• **To be done**:
Put the entries into a Markdown table with the columns Row and Line, one numbered row per line, with blank lines left out. Start at the line that contains "marital-bar-value: 128 <box>68" and stop after the line that contains "marital-category-label: Widowed <box>345 493".

• **Record extracts**:
** start **
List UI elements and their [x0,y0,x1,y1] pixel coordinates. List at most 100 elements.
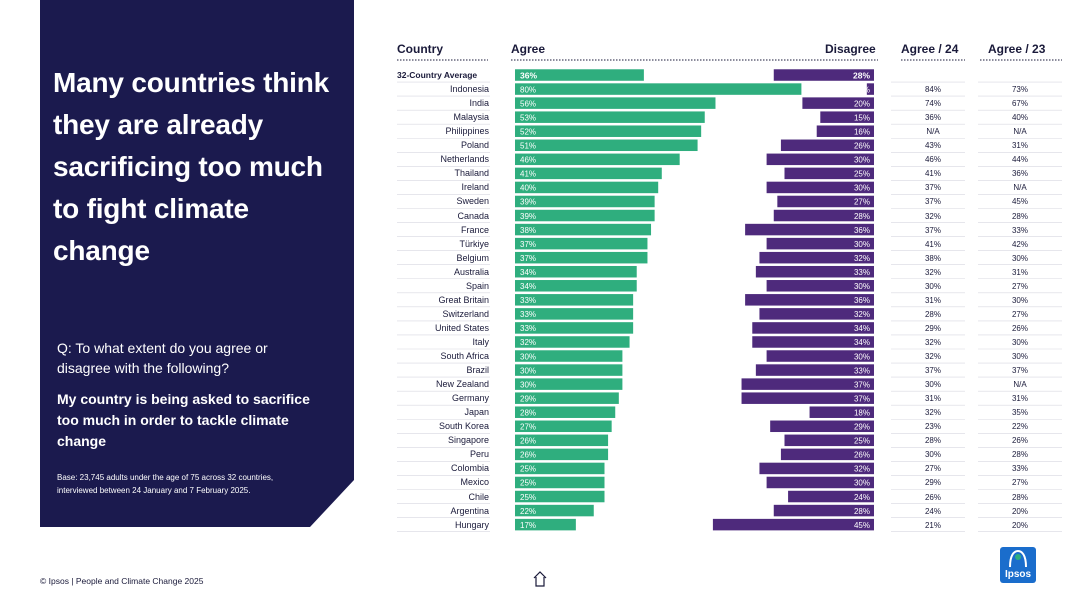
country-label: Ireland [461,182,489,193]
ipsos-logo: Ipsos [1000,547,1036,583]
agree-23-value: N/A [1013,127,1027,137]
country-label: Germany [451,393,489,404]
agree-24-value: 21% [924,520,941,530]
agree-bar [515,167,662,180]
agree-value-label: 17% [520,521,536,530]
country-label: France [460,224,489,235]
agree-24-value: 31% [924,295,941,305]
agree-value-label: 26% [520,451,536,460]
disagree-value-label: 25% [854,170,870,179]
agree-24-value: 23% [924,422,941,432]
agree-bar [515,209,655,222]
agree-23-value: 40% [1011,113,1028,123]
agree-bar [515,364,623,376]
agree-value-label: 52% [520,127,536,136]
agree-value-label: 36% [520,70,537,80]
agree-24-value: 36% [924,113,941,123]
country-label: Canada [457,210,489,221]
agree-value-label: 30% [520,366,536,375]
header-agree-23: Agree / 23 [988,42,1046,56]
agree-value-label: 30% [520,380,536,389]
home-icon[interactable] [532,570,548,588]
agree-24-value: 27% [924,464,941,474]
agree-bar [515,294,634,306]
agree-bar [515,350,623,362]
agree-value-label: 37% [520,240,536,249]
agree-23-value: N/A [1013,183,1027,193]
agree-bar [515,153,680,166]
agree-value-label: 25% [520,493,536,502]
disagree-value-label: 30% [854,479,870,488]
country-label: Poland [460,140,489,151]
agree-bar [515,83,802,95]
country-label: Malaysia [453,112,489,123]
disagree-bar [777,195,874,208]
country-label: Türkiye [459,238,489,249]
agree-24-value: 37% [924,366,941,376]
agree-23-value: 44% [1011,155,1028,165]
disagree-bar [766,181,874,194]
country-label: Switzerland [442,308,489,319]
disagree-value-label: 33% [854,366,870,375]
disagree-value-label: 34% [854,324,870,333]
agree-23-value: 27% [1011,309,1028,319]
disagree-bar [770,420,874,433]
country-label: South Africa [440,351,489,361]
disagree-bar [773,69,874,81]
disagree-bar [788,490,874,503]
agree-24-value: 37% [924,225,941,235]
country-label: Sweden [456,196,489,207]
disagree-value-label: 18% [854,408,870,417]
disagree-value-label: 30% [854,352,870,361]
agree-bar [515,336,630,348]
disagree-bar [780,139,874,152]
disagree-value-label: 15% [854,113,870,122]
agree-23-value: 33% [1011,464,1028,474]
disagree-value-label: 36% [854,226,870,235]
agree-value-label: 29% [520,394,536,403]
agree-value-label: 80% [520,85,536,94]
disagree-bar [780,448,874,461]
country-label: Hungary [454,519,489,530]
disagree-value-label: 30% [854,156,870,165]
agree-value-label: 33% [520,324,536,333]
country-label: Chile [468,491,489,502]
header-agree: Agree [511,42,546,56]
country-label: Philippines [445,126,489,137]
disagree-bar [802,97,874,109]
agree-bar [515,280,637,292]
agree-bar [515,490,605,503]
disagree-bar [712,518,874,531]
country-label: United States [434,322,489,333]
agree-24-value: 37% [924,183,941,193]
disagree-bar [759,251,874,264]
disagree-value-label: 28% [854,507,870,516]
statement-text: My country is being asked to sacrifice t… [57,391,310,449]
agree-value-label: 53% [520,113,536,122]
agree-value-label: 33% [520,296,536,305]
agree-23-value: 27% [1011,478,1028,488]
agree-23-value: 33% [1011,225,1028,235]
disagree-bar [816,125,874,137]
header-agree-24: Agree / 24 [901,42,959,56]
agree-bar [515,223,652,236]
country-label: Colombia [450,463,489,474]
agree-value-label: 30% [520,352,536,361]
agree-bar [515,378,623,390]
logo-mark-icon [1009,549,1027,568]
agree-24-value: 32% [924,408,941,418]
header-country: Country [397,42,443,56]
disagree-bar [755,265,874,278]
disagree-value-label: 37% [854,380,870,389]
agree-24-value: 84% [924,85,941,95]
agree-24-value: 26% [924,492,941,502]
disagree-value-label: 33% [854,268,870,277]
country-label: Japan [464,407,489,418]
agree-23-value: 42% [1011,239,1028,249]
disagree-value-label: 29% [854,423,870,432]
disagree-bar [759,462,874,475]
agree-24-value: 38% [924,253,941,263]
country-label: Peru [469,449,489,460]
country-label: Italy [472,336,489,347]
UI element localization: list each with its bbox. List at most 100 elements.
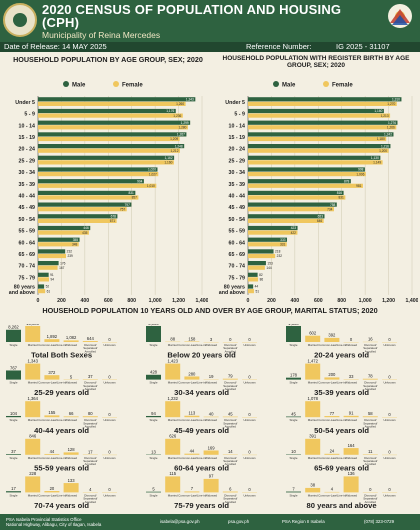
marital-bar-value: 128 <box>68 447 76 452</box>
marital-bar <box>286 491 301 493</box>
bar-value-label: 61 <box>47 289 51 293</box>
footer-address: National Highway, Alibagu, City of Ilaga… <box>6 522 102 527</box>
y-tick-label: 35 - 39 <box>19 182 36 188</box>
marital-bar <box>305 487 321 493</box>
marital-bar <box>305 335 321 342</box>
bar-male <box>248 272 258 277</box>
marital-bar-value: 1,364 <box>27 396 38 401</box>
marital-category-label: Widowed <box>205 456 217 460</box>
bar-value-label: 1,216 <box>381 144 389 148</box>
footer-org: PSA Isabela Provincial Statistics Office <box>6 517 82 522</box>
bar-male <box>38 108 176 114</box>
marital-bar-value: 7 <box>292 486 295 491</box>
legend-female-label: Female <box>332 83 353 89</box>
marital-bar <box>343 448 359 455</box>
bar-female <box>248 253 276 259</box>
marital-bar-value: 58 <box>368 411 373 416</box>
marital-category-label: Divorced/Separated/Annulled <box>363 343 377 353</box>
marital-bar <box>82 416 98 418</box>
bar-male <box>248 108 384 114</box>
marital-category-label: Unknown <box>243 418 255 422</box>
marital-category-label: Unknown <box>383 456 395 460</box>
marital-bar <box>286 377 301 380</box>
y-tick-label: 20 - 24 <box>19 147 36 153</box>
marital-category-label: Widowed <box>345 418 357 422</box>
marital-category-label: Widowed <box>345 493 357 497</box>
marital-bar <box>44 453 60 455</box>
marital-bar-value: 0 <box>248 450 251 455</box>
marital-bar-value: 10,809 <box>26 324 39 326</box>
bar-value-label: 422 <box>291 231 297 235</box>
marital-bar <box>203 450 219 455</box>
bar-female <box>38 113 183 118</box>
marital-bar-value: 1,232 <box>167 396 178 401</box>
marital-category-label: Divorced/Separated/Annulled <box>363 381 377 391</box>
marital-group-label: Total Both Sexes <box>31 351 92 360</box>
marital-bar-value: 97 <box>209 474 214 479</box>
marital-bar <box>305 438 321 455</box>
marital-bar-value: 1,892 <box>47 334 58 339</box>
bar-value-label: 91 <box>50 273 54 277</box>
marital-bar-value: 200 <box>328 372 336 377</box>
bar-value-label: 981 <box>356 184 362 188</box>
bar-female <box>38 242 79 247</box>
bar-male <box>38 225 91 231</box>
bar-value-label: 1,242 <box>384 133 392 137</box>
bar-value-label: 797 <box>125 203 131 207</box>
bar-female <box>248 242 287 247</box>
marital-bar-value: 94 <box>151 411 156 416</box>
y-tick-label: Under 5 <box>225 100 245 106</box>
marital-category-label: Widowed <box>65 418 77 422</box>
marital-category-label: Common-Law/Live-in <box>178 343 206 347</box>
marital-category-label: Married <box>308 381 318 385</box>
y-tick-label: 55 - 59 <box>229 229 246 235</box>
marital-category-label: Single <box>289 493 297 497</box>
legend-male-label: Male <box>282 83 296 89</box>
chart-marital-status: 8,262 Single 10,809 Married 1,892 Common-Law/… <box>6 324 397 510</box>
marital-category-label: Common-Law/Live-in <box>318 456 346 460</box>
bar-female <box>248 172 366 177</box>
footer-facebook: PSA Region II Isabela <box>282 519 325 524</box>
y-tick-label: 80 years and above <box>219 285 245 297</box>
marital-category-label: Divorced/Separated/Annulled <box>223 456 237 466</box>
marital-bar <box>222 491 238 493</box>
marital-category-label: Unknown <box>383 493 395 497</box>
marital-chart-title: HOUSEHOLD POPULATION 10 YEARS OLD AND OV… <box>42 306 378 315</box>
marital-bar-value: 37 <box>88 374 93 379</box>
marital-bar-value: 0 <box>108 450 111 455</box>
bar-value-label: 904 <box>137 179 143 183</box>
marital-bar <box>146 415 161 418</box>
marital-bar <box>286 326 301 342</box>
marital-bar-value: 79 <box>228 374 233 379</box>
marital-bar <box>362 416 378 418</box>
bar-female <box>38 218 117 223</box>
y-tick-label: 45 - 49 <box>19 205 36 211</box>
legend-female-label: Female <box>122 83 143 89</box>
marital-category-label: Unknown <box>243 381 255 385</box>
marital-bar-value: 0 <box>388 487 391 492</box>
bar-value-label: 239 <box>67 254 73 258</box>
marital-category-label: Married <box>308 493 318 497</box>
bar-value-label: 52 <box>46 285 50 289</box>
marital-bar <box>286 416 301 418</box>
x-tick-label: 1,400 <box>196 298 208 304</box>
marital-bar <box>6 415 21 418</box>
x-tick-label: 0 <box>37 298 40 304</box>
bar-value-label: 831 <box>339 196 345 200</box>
** end **
• **Output**:
| Row | Line |
|---|---|
| 1 | marital-bar-value: 128 <box>68 447 76 452</box> |
| 2 | marital-bar <box>286 491 301 493</box> |
| 3 | bar-value-label: 61 <box>47 289 51 293</box> |
| 4 | footer-address: National Highway, Alibagu, City of Ilaga… <box>6 522 102 527</box> |
| 5 | y-tick-label: 35 - 39 <box>19 182 36 188</box> |
| 6 | marital-bar <box>305 487 321 493</box> |
| 7 | marital-bar <box>305 335 321 342</box> |
| 8 | bar-male <box>248 272 258 277</box> |
| 9 | marital-bar-value: 1,364 <box>27 396 38 401</box> |
| 10 | marital-category-label: Widowed <box>205 456 217 460</box> |
| 11 | bar-value-label: 1,216 <box>381 144 389 148</box> |
| 12 | footer-org: PSA Isabela Provincial Statistics Office <box>6 517 82 522</box> |
| 13 | bar-male <box>38 108 176 114</box> |
| 14 | marital-bar-value: 7 <box>292 486 295 491</box> |
| 15 | legend-female-label: Female <box>332 83 353 89</box> |
| 16 | marital-bar <box>343 448 359 455</box> |
| 17 | bar-female <box>248 253 276 259</box> |
| 18 | marital-bar-value: 58 <box>368 411 373 416</box> |
| 19 | marital-category-label: Divorced/Separated/Annulled <box>363 343 377 353</box> |
| 20 | marital-bar <box>82 416 98 418</box> |
| 21 | bar-male <box>248 108 384 114</box> |
| 22 | marital-category-label: Unknown <box>243 418 255 422</box> |
| 23 | marital-category-label: Unknown <box>383 456 395 460</box> |
| 24 | marital-bar <box>286 377 301 380</box> |
| 25 | y-tick-label: 20 - 24 <box>19 147 36 153</box> |
| 26 | marital-category-label: Widowed <box>345 418 357 422</box> |
| 27 | marital-category-label: Widowed <box>345 493 357 497</box> |